■ What you have to do ■
Do not copy the pictures; transcribe all other material exactly.

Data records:
--- Begin ---

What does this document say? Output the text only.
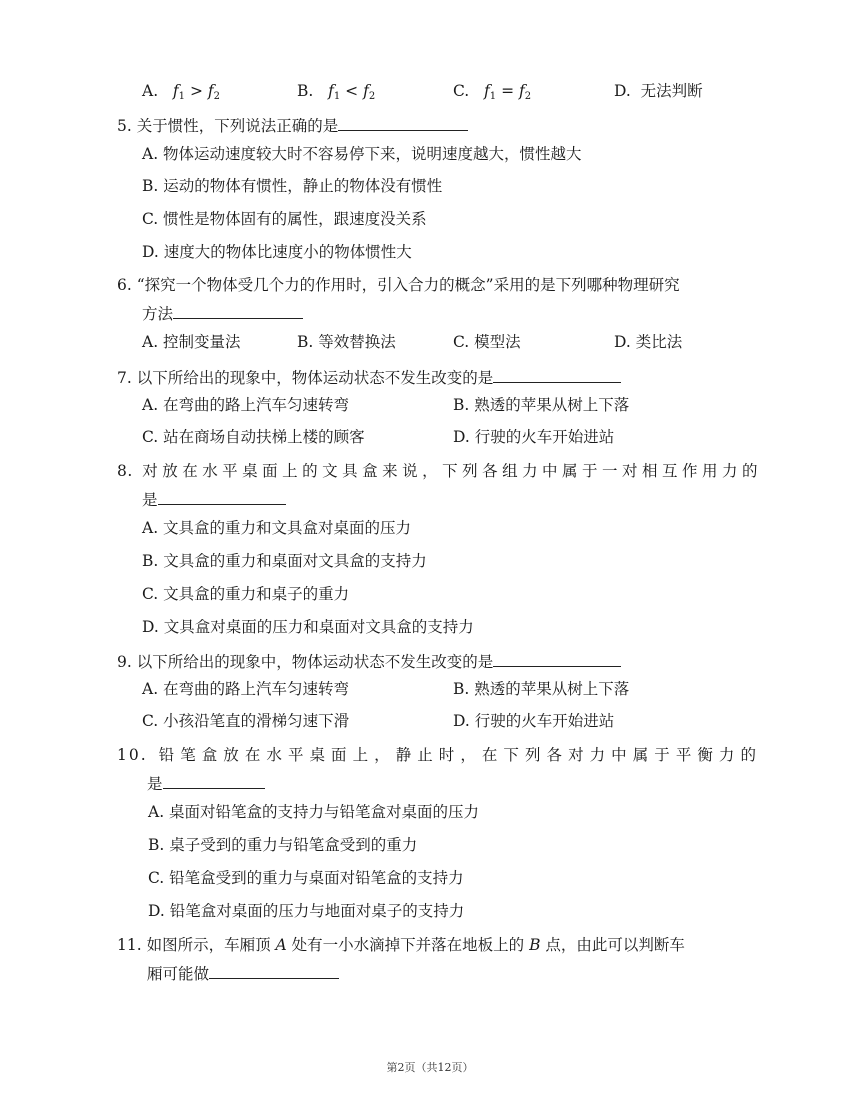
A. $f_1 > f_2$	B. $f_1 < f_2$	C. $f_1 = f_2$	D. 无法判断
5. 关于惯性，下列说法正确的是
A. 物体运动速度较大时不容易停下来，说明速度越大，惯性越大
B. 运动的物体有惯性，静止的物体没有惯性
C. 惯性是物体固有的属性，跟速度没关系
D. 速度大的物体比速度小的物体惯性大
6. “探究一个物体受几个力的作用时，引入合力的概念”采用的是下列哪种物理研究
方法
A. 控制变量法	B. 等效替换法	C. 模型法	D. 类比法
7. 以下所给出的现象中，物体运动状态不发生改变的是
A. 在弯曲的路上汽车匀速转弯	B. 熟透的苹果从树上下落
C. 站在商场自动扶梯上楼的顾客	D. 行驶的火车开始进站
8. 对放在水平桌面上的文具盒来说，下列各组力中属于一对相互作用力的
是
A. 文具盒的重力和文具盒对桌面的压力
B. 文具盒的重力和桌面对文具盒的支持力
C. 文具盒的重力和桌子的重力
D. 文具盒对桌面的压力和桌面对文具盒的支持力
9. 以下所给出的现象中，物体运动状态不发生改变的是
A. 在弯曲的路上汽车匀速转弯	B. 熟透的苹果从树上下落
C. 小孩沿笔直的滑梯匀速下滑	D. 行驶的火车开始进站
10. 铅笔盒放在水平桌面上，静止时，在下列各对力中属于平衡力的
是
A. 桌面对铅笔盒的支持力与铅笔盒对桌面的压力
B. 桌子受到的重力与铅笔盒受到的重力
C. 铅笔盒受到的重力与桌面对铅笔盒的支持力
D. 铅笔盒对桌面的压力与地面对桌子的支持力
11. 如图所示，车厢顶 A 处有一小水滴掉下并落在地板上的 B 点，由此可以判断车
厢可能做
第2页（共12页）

--- End ---

■ Correct response ■
What does this document say? Output the text only.
A. $f_1 > f_2$	B. $f_1 < f_2$	C. $f_1 = f_2$	D. 无法判断
5. 关于惯性，下列说法正确的是
A. 物体运动速度较大时不容易停下来，说明速度越大，惯性越大
B. 运动的物体有惯性，静止的物体没有惯性
C. 惯性是物体固有的属性，跟速度没关系
D. 速度大的物体比速度小的物体惯性大
6. “探究一个物体受几个力的作用时，引入合力的概念”采用的是下列哪种物理研究
方法
A. 控制变量法	B. 等效替换法	C. 模型法	D. 类比法
7. 以下所给出的现象中，物体运动状态不发生改变的是
A. 在弯曲的路上汽车匀速转弯	B. 熟透的苹果从树上下落
C. 站在商场自动扶梯上楼的顾客	D. 行驶的火车开始进站
8. 对放在水平桌面上的文具盒来说，下列各组力中属于一对相互作用力的
是
A. 文具盒的重力和文具盒对桌面的压力
B. 文具盒的重力和桌面对文具盒的支持力
C. 文具盒的重力和桌子的重力
D. 文具盒对桌面的压力和桌面对文具盒的支持力
9. 以下所给出的现象中，物体运动状态不发生改变的是
A. 在弯曲的路上汽车匀速转弯	B. 熟透的苹果从树上下落
C. 小孩沿笔直的滑梯匀速下滑	D. 行驶的火车开始进站
10. 铅笔盒放在水平桌面上，静止时，在下列各对力中属于平衡力的
是
A. 桌面对铅笔盒的支持力与铅笔盒对桌面的压力
B. 桌子受到的重力与铅笔盒受到的重力
C. 铅笔盒受到的重力与桌面对铅笔盒的支持力
D. 铅笔盒对桌面的压力与地面对桌子的支持力
11. 如图所示，车厢顶 A 处有一小水滴掉下并落在地板上的 B 点，由此可以判断车
厢可能做
第2页（共12页）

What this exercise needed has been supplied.